Input material |
------------
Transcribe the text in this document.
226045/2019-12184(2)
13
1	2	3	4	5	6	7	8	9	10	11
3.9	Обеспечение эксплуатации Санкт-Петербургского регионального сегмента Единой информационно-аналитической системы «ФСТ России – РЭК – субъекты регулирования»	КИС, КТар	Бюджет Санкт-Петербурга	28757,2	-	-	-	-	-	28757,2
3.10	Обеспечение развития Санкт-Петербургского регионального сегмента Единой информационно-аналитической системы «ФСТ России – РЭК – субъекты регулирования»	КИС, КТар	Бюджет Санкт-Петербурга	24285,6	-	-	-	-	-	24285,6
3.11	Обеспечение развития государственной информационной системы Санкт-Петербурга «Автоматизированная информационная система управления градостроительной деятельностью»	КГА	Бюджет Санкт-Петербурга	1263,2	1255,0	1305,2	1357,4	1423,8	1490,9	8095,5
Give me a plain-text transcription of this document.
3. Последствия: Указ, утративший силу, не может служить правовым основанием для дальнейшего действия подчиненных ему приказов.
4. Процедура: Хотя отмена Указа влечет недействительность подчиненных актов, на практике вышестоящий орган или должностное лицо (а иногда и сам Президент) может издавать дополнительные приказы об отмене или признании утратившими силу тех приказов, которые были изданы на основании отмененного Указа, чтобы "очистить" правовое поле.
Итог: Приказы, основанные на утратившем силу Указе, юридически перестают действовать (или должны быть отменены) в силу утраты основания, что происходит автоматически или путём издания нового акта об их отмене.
------------
What the task asks | Where a line above holds the string "аналитической", show that line.

Response |
3.9	Обеспечение эксплуатации Санкт-Петербургского регионального сегмента Единой информационно-аналитической системы «ФСТ России – РЭК – субъекты регулирования»	КИС, КТар	Бюджет Санкт-Петербурга	28757,2	-	-	-	-	-	28757,2
3.10	Обеспечение развития Санкт-Петербургского регионального сегмента Единой информационно-аналитической системы «ФСТ России – РЭК – субъекты регулирования»	КИС, КТар	Бюджет Санкт-Петербурга	24285,6	-	-	-	-	-	24285,6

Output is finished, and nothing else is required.